• Goal: Note each line that includes the word "color". Copy those lines.

• Records provided:

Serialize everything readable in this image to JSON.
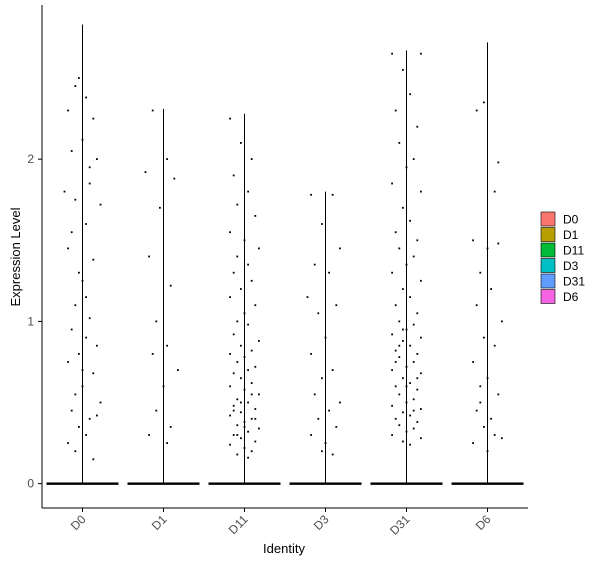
{
  "chart_data": {
    "type": "scatter",
    "subtype": "violin-jitter",
    "title": "",
    "xlabel": "Identity",
    "ylabel": "Expression Level",
    "categories": [
      "D0",
      "D1",
      "D11",
      "D3",
      "D31",
      "D6"
    ],
    "ylim": [
      -0.15,
      2.95
    ],
    "yticks": [
      0,
      1,
      2
    ],
    "grid": false,
    "legend_position": "right",
    "legend": [
      {
        "label": "D0",
        "color": "#F8766D"
      },
      {
        "label": "D1",
        "color": "#B79F00"
      },
      {
        "label": "D11",
        "color": "#00BA38"
      },
      {
        "label": "D3",
        "color": "#00BFC4"
      },
      {
        "label": "D31",
        "color": "#619CFF"
      },
      {
        "label": "D6",
        "color": "#F564E3"
      }
    ],
    "groups": [
      {
        "name": "D0",
        "max": 2.83,
        "points": [
          [
            0.45,
            2.5
          ],
          [
            0.4,
            2.45
          ],
          [
            0.55,
            2.38
          ],
          [
            0.3,
            2.3
          ],
          [
            0.65,
            2.25
          ],
          [
            0.5,
            2.12
          ],
          [
            0.35,
            2.05
          ],
          [
            0.7,
            2.0
          ],
          [
            0.6,
            1.95
          ],
          [
            0.25,
            1.8
          ],
          [
            0.4,
            1.75
          ],
          [
            0.75,
            1.72
          ],
          [
            0.55,
            1.6
          ],
          [
            0.3,
            1.45
          ],
          [
            0.65,
            1.38
          ],
          [
            0.45,
            1.3
          ],
          [
            0.5,
            1.25
          ],
          [
            0.4,
            1.1
          ],
          [
            0.6,
            1.02
          ],
          [
            0.35,
            0.95
          ],
          [
            0.55,
            0.9
          ],
          [
            0.7,
            0.85
          ],
          [
            0.45,
            0.8
          ],
          [
            0.3,
            0.75
          ],
          [
            0.65,
            0.68
          ],
          [
            0.5,
            0.6
          ],
          [
            0.4,
            0.55
          ],
          [
            0.75,
            0.5
          ],
          [
            0.35,
            0.45
          ],
          [
            0.6,
            0.4
          ],
          [
            0.45,
            0.35
          ],
          [
            0.55,
            0.3
          ],
          [
            0.3,
            0.25
          ],
          [
            0.7,
            0.42
          ],
          [
            0.5,
            0.7
          ],
          [
            0.4,
            0.2
          ],
          [
            0.65,
            0.15
          ],
          [
            0.55,
            1.15
          ],
          [
            0.35,
            1.55
          ],
          [
            0.6,
            1.85
          ]
        ]
      },
      {
        "name": "D1",
        "max": 2.31,
        "points": [
          [
            0.35,
            2.3
          ],
          [
            0.55,
            2.0
          ],
          [
            0.25,
            1.92
          ],
          [
            0.65,
            1.88
          ],
          [
            0.45,
            1.7
          ],
          [
            0.3,
            1.4
          ],
          [
            0.6,
            1.22
          ],
          [
            0.4,
            1.0
          ],
          [
            0.55,
            0.85
          ],
          [
            0.35,
            0.8
          ],
          [
            0.7,
            0.7
          ],
          [
            0.5,
            0.6
          ],
          [
            0.4,
            0.45
          ],
          [
            0.6,
            0.35
          ],
          [
            0.3,
            0.3
          ],
          [
            0.55,
            0.25
          ]
        ]
      },
      {
        "name": "D11",
        "max": 2.28,
        "points": [
          [
            0.3,
            2.25
          ],
          [
            0.45,
            2.1
          ],
          [
            0.6,
            2.0
          ],
          [
            0.35,
            1.9
          ],
          [
            0.55,
            1.8
          ],
          [
            0.4,
            1.72
          ],
          [
            0.65,
            1.65
          ],
          [
            0.3,
            1.55
          ],
          [
            0.5,
            1.5
          ],
          [
            0.7,
            1.45
          ],
          [
            0.4,
            1.4
          ],
          [
            0.55,
            1.35
          ],
          [
            0.35,
            1.3
          ],
          [
            0.6,
            1.25
          ],
          [
            0.45,
            1.2
          ],
          [
            0.3,
            1.15
          ],
          [
            0.65,
            1.1
          ],
          [
            0.5,
            1.05
          ],
          [
            0.4,
            1.0
          ],
          [
            0.55,
            0.98
          ],
          [
            0.35,
            0.92
          ],
          [
            0.7,
            0.88
          ],
          [
            0.45,
            0.85
          ],
          [
            0.6,
            0.82
          ],
          [
            0.3,
            0.8
          ],
          [
            0.5,
            0.78
          ],
          [
            0.4,
            0.75
          ],
          [
            0.65,
            0.72
          ],
          [
            0.55,
            0.7
          ],
          [
            0.35,
            0.68
          ],
          [
            0.45,
            0.65
          ],
          [
            0.6,
            0.62
          ],
          [
            0.3,
            0.6
          ],
          [
            0.5,
            0.58
          ],
          [
            0.7,
            0.55
          ],
          [
            0.4,
            0.52
          ],
          [
            0.55,
            0.5
          ],
          [
            0.35,
            0.48
          ],
          [
            0.65,
            0.46
          ],
          [
            0.45,
            0.44
          ],
          [
            0.3,
            0.42
          ],
          [
            0.6,
            0.4
          ],
          [
            0.5,
            0.38
          ],
          [
            0.4,
            0.36
          ],
          [
            0.7,
            0.34
          ],
          [
            0.55,
            0.32
          ],
          [
            0.35,
            0.3
          ],
          [
            0.45,
            0.28
          ],
          [
            0.65,
            0.26
          ],
          [
            0.3,
            0.24
          ],
          [
            0.5,
            0.22
          ],
          [
            0.6,
            0.2
          ],
          [
            0.4,
            0.18
          ],
          [
            0.55,
            0.16
          ],
          [
            0.35,
            0.45
          ],
          [
            0.45,
            0.5
          ],
          [
            0.5,
            0.35
          ],
          [
            0.6,
            0.55
          ],
          [
            0.4,
            0.3
          ],
          [
            0.65,
            0.4
          ]
        ]
      },
      {
        "name": "D3",
        "max": 1.8,
        "points": [
          [
            0.3,
            1.78
          ],
          [
            0.6,
            1.78
          ],
          [
            0.45,
            1.6
          ],
          [
            0.7,
            1.45
          ],
          [
            0.35,
            1.35
          ],
          [
            0.55,
            1.3
          ],
          [
            0.25,
            1.15
          ],
          [
            0.65,
            1.1
          ],
          [
            0.4,
            1.05
          ],
          [
            0.5,
            0.9
          ],
          [
            0.3,
            0.8
          ],
          [
            0.6,
            0.7
          ],
          [
            0.45,
            0.65
          ],
          [
            0.35,
            0.55
          ],
          [
            0.7,
            0.5
          ],
          [
            0.55,
            0.45
          ],
          [
            0.4,
            0.4
          ],
          [
            0.65,
            0.35
          ],
          [
            0.3,
            0.3
          ],
          [
            0.5,
            0.25
          ],
          [
            0.45,
            0.2
          ],
          [
            0.6,
            0.18
          ]
        ]
      },
      {
        "name": "D31",
        "max": 2.67,
        "points": [
          [
            0.3,
            2.65
          ],
          [
            0.7,
            2.65
          ],
          [
            0.45,
            2.55
          ],
          [
            0.55,
            2.4
          ],
          [
            0.35,
            2.3
          ],
          [
            0.65,
            2.2
          ],
          [
            0.4,
            2.1
          ],
          [
            0.6,
            2.0
          ],
          [
            0.5,
            1.95
          ],
          [
            0.3,
            1.85
          ],
          [
            0.7,
            1.8
          ],
          [
            0.45,
            1.7
          ],
          [
            0.55,
            1.62
          ],
          [
            0.35,
            1.55
          ],
          [
            0.65,
            1.5
          ],
          [
            0.4,
            1.45
          ],
          [
            0.6,
            1.4
          ],
          [
            0.5,
            1.35
          ],
          [
            0.3,
            1.3
          ],
          [
            0.7,
            1.25
          ],
          [
            0.45,
            1.2
          ],
          [
            0.55,
            1.15
          ],
          [
            0.35,
            1.1
          ],
          [
            0.65,
            1.05
          ],
          [
            0.4,
            1.0
          ],
          [
            0.6,
            0.98
          ],
          [
            0.5,
            0.95
          ],
          [
            0.3,
            0.92
          ],
          [
            0.7,
            0.9
          ],
          [
            0.45,
            0.88
          ],
          [
            0.55,
            0.85
          ],
          [
            0.35,
            0.82
          ],
          [
            0.65,
            0.8
          ],
          [
            0.4,
            0.78
          ],
          [
            0.6,
            0.75
          ],
          [
            0.5,
            0.72
          ],
          [
            0.3,
            0.7
          ],
          [
            0.7,
            0.68
          ],
          [
            0.45,
            0.65
          ],
          [
            0.55,
            0.62
          ],
          [
            0.35,
            0.6
          ],
          [
            0.65,
            0.58
          ],
          [
            0.4,
            0.55
          ],
          [
            0.6,
            0.52
          ],
          [
            0.5,
            0.5
          ],
          [
            0.3,
            0.48
          ],
          [
            0.7,
            0.46
          ],
          [
            0.45,
            0.44
          ],
          [
            0.55,
            0.42
          ],
          [
            0.35,
            0.4
          ],
          [
            0.65,
            0.38
          ],
          [
            0.4,
            0.36
          ],
          [
            0.6,
            0.34
          ],
          [
            0.5,
            0.32
          ],
          [
            0.3,
            0.3
          ],
          [
            0.7,
            0.28
          ],
          [
            0.45,
            0.26
          ],
          [
            0.55,
            0.24
          ],
          [
            0.35,
            0.75
          ],
          [
            0.65,
            0.65
          ],
          [
            0.4,
            0.85
          ],
          [
            0.6,
            0.45
          ],
          [
            0.5,
            0.6
          ],
          [
            0.45,
            0.95
          ]
        ]
      },
      {
        "name": "D6",
        "max": 2.72,
        "points": [
          [
            0.45,
            2.35
          ],
          [
            0.35,
            2.3
          ],
          [
            0.6,
            1.8
          ],
          [
            0.3,
            1.5
          ],
          [
            0.65,
            1.48
          ],
          [
            0.5,
            1.45
          ],
          [
            0.4,
            1.3
          ],
          [
            0.55,
            1.2
          ],
          [
            0.35,
            1.1
          ],
          [
            0.7,
            1.0
          ],
          [
            0.45,
            0.9
          ],
          [
            0.6,
            0.85
          ],
          [
            0.3,
            0.75
          ],
          [
            0.5,
            0.65
          ],
          [
            0.4,
            0.6
          ],
          [
            0.65,
            0.55
          ],
          [
            0.35,
            0.45
          ],
          [
            0.55,
            0.4
          ],
          [
            0.45,
            0.35
          ],
          [
            0.6,
            0.3
          ],
          [
            0.3,
            0.25
          ],
          [
            0.5,
            0.2
          ],
          [
            0.7,
            0.28
          ],
          [
            0.4,
            0.5
          ],
          [
            0.65,
            1.98
          ]
        ]
      }
    ]
  }
}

• Exercise solution:
        "color": "#F8766D"
        "color": "#B79F00"
        "color": "#00BA38"
        "color": "#00BFC4"
        "color": "#619CFF"
        "color": "#F564E3"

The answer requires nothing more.